Records
* * *

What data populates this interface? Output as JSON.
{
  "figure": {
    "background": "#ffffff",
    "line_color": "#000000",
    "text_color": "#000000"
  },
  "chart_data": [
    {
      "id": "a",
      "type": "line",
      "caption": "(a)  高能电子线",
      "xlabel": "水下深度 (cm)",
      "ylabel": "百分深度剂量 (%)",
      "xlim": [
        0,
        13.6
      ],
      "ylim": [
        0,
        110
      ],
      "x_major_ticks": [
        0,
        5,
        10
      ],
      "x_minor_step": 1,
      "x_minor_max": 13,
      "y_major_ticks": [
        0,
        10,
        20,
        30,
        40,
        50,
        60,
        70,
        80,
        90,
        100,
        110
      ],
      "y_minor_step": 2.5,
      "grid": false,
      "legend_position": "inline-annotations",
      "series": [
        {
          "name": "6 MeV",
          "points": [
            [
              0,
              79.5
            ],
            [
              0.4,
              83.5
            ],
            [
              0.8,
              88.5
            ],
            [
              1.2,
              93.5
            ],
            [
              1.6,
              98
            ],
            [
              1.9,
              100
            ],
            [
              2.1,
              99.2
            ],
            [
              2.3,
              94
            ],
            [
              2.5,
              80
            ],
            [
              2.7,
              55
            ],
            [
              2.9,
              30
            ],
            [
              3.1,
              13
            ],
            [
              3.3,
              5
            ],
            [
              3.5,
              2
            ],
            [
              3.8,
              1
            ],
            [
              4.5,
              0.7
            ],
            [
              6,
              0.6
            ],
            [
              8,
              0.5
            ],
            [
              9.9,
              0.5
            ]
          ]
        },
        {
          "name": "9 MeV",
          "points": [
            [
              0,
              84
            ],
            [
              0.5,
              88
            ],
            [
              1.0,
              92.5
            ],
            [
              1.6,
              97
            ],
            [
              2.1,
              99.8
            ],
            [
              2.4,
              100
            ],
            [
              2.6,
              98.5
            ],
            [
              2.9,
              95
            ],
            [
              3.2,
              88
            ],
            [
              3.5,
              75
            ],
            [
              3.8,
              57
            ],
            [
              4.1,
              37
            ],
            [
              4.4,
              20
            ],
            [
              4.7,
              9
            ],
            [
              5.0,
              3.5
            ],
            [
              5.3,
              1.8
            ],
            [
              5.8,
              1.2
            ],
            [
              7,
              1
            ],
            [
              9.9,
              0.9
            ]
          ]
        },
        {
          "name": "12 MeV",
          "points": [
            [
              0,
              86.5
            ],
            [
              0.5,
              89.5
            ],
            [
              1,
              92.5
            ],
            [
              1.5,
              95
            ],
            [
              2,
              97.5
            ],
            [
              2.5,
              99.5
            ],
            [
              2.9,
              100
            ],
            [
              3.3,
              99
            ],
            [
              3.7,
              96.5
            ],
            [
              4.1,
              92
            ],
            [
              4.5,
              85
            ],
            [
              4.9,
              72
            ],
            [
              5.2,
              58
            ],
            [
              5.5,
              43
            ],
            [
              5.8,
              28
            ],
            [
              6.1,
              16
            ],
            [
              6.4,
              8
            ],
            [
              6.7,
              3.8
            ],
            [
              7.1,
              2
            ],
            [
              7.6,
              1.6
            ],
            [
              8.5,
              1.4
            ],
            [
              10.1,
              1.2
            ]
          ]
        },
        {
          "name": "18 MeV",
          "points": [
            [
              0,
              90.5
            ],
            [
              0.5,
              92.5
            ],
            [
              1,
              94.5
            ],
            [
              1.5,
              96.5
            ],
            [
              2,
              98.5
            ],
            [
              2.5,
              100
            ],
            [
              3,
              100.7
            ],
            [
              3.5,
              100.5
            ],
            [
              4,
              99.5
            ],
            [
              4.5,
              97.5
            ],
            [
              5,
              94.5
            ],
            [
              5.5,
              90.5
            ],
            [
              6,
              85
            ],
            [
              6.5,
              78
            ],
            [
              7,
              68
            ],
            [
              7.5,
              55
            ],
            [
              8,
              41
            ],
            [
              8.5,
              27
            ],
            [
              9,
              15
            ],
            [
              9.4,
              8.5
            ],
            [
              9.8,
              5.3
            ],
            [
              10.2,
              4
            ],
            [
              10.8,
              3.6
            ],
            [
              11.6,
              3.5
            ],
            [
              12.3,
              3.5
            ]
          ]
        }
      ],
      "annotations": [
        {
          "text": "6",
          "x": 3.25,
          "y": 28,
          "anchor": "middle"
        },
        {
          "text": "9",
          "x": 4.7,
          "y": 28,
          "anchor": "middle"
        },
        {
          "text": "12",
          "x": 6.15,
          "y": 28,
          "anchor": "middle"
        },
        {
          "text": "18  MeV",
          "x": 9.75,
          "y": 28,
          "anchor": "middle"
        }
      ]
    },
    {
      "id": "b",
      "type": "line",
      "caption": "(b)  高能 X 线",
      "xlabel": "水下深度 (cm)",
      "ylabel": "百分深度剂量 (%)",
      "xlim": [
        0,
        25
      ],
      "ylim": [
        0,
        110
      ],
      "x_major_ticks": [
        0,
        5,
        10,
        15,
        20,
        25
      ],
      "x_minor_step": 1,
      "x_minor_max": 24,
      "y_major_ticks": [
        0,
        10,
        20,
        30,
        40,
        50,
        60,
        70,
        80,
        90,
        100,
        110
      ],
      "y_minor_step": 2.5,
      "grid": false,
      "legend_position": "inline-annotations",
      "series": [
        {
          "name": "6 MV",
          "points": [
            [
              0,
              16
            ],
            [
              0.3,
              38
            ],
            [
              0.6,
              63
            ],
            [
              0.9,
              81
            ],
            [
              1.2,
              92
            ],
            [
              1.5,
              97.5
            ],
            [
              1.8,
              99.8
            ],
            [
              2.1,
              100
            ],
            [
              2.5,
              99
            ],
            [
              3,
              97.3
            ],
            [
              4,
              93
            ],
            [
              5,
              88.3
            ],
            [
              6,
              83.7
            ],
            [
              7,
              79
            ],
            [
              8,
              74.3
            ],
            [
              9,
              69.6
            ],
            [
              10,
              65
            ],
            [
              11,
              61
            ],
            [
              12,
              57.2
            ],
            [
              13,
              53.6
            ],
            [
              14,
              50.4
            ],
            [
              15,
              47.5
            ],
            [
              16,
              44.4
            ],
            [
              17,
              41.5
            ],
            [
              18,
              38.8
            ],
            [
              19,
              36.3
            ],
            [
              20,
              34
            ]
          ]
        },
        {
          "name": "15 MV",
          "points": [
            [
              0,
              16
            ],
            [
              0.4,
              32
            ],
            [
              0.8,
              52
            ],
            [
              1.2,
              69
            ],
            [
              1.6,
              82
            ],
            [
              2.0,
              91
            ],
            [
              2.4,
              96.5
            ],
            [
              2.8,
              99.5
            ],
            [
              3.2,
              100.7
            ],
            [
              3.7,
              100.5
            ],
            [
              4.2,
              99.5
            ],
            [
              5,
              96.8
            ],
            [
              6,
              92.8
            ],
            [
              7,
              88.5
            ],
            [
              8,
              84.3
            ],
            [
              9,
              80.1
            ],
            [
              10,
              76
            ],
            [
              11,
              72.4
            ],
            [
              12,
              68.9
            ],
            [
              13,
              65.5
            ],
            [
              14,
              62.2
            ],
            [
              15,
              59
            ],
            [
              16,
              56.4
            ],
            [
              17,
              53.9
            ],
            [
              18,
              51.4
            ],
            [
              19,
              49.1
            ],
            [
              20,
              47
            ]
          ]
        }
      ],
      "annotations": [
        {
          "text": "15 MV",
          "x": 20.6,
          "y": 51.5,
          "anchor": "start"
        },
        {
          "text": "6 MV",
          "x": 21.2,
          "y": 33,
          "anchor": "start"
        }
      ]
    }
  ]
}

* * *

*WHAT THE TASK ASKS*:
From the preceding material, extract every line exactly.

*WRITTEN RESPONSE*:
What data populates this interface? Output as JSON.
{
  "figure": {
    "background": "#ffffff",
    "line_color": "#000000",
    "text_color": "#000000"
  },
  "chart_data": [
    {
      "id": "a",
      "type": "line",
      "caption": "(a)  高能电子线",
      "xlabel": "水下深度 (cm)",
      "ylabel": "百分深度剂量 (%)",
      "xlim": [
        0,
        13.6
      ],
      "ylim": [
        0,
        110
      ],
      "x_major_ticks": [
        0,
        5,
        10
      ],
      "x_minor_step": 1,
      "x_minor_max": 13,
      "y_major_ticks": [
        0,
        10,
        20,
        30,
        40,
        50,
        60,
        70,
        80,
        90,
        100,
        110
      ],
      "y_minor_step": 2.5,
      "grid": false,
      "legend_position": "inline-annotations",
      "series": [
        {
          "name": "6 MeV",
          "points": [
            [
              0,
              79.5
            ],
            [
              0.4,
              83.5
            ],
            [
              0.8,
              88.5
            ],
            [
              1.2,
              93.5
            ],
            [
              1.6,
              98
            ],
            [
              1.9,
              100
            ],
            [
              2.1,
              99.2
            ],
            [
              2.3,
              94
            ],
            [
              2.5,
              80
            ],
            [
              2.7,
              55
            ],
            [
              2.9,
              30
            ],
            [
              3.1,
              13
            ],
            [
              3.3,
              5
            ],
            [
              3.5,
              2
            ],
            [
              3.8,
              1
            ],
            [
              4.5,
              0.7
            ],
            [
              6,
              0.6
            ],
            [
              8,
              0.5
            ],
            [
              9.9,
              0.5
            ]
          ]
        },
        {
          "name": "9 MeV",
          "points": [
            [
              0,
              84
            ],
            [
              0.5,
              88
            ],
            [
              1.0,
              92.5
            ],
            [
              1.6,
              97
            ],
            [
              2.1,
              99.8
            ],
            [
              2.4,
              100
            ],
            [
              2.6,
              98.5
            ],
            [
              2.9,
              95
            ],
            [
              3.2,
              88
            ],
            [
              3.5,
              75
            ],
            [
              3.8,
              57
            ],
            [
              4.1,
              37
            ],
            [
              4.4,
              20
            ],
            [
              4.7,
              9
            ],
            [
              5.0,
              3.5
            ],
            [
              5.3,
              1.8
            ],
            [
              5.8,
              1.2
            ],
            [
              7,
              1
            ],
            [
              9.9,
              0.9
            ]
          ]
        },
        {
          "name": "12 MeV",
          "points": [
            [
              0,
              86.5
            ],
            [
              0.5,
              89.5
            ],
            [
              1,
              92.5
            ],
            [
              1.5,
              95
            ],
            [
              2,
              97.5
            ],
            [
              2.5,
              99.5
            ],
            [
              2.9,
              100
            ],
            [
              3.3,
              99
            ],
            [
              3.7,
              96.5
            ],
            [
              4.1,
              92
            ],
            [
              4.5,
              85
            ],
            [
              4.9,
              72
            ],
            [
              5.2,
              58
            ],
            [
              5.5,
              43
            ],
            [
              5.8,
              28
            ],
            [
              6.1,
              16
            ],
            [
              6.4,
              8
            ],
            [
              6.7,
              3.8
            ],
            [
              7.1,
              2
            ],
            [
              7.6,
              1.6
            ],
            [
              8.5,
              1.4
            ],
            [
              10.1,
              1.2
            ]
          ]
        },
        {
          "name": "18 MeV",
          "points": [
            [
              0,
              90.5
            ],
            [
              0.5,
              92.5
            ],
            [
              1,
              94.5
            ],
            [
              1.5,
              96.5
            ],
            [
              2,
              98.5
            ],
            [
              2.5,
              100
            ],
            [
              3,
              100.7
            ],
            [
              3.5,
              100.5
            ],
            [
              4,
              99.5
            ],
            [
              4.5,
              97.5
            ],
            [
              5,
              94.5
            ],
            [
              5.5,
              90.5
            ],
            [
              6,
              85
            ],
            [
              6.5,
              78
            ],
            [
              7,
              68
            ],
            [
              7.5,
              55
            ],
            [
              8,
              41
            ],
            [
              8.5,
              27
            ],
            [
              9,
              15
            ],
            [
              9.4,
              8.5
            ],
            [
              9.8,
              5.3
            ],
            [
              10.2,
              4
            ],
            [
              10.8,
              3.6
            ],
            [
              11.6,
              3.5
            ],
            [
              12.3,
              3.5
            ]
          ]
        }
      ],
      "annotations": [
        {
          "text": "6",
          "x": 3.25,
          "y": 28,
          "anchor": "middle"
        },
        {
          "text": "9",
          "x": 4.7,
          "y": 28,
          "anchor": "middle"
        },
        {
          "text": "12",
          "x": 6.15,
          "y": 28,
          "anchor": "middle"
        },
        {
          "text": "18  MeV",
          "x": 9.75,
          "y": 28,
          "anchor": "middle"
        }
      ]
    },
    {
      "id": "b",
      "type": "line",
      "caption": "(b)  高能 X 线",
      "xlabel": "水下深度 (cm)",
      "ylabel": "百分深度剂量 (%)",
      "xlim": [
        0,
        25
      ],
      "ylim": [
        0,
        110
      ],
      "x_major_ticks": [
        0,
        5,
        10,
        15,
        20,
        25
      ],
      "x_minor_step": 1,
      "x_minor_max": 24,
      "y_major_ticks": [
        0,
        10,
        20,
        30,
        40,
        50,
        60,
        70,
        80,
        90,
        100,
        110
      ],
      "y_minor_step": 2.5,
      "grid": false,
      "legend_position": "inline-annotations",
      "series": [
        {
          "name": "6 MV",
          "points": [
            [
              0,
              16
            ],
            [
              0.3,
              38
            ],
            [
              0.6,
              63
            ],
            [
              0.9,
              81
            ],
            [
              1.2,
              92
            ],
            [
              1.5,
              97.5
            ],
            [
              1.8,
              99.8
            ],
            [
              2.1,
              100
            ],
            [
              2.5,
              99
            ],
            [
              3,
              97.3
            ],
            [
              4,
              93
            ],
            [
              5,
              88.3
            ],
            [
              6,
              83.7
            ],
            [
              7,
              79
            ],
            [
              8,
              74.3
            ],
            [
              9,
              69.6
            ],
            [
              10,
              65
            ],
            [
              11,
              61
            ],
            [
              12,
              57.2
            ],
            [
              13,
              53.6
            ],
            [
              14,
              50.4
            ],
            [
              15,
              47.5
            ],
            [
              16,
              44.4
            ],
            [
              17,
              41.5
            ],
            [
              18,
              38.8
            ],
            [
              19,
              36.3
            ],
            [
              20,
              34
            ]
          ]
        },
        {
          "name": "15 MV",
          "points": [
            [
              0,
              16
            ],
            [
              0.4,
              32
            ],
            [
              0.8,
              52
            ],
            [
              1.2,
              69
            ],
            [
              1.6,
              82
            ],
            [
              2.0,
              91
            ],
            [
              2.4,
              96.5
            ],
            [
              2.8,
              99.5
            ],
            [
              3.2,
              100.7
            ],
            [
              3.7,
              100.5
            ],
            [
              4.2,
              99.5
            ],
            [
              5,
              96.8
            ],
            [
              6,
              92.8
            ],
            [
              7,
              88.5
            ],
            [
              8,
              84.3
            ],
            [
              9,
              80.1
            ],
            [
              10,
              76
            ],
            [
              11,
              72.4
            ],
            [
              12,
              68.9
            ],
            [
              13,
              65.5
            ],
            [
              14,
              62.2
            ],
            [
              15,
              59
            ],
            [
              16,
              56.4
            ],
            [
              17,
              53.9
            ],
            [
              18,
              51.4
            ],
            [
              19,
              49.1
            ],
            [
              20,
              47
            ]
          ]
        }
      ],
      "annotations": [
        {
          "text": "15 MV",
          "x": 20.6,
          "y": 51.5,
          "anchor": "start"
        },
        {
          "text": "6 MV",
          "x": 21.2,
          "y": 33,
          "anchor": "start"
        }
      ]
    }
  ]
}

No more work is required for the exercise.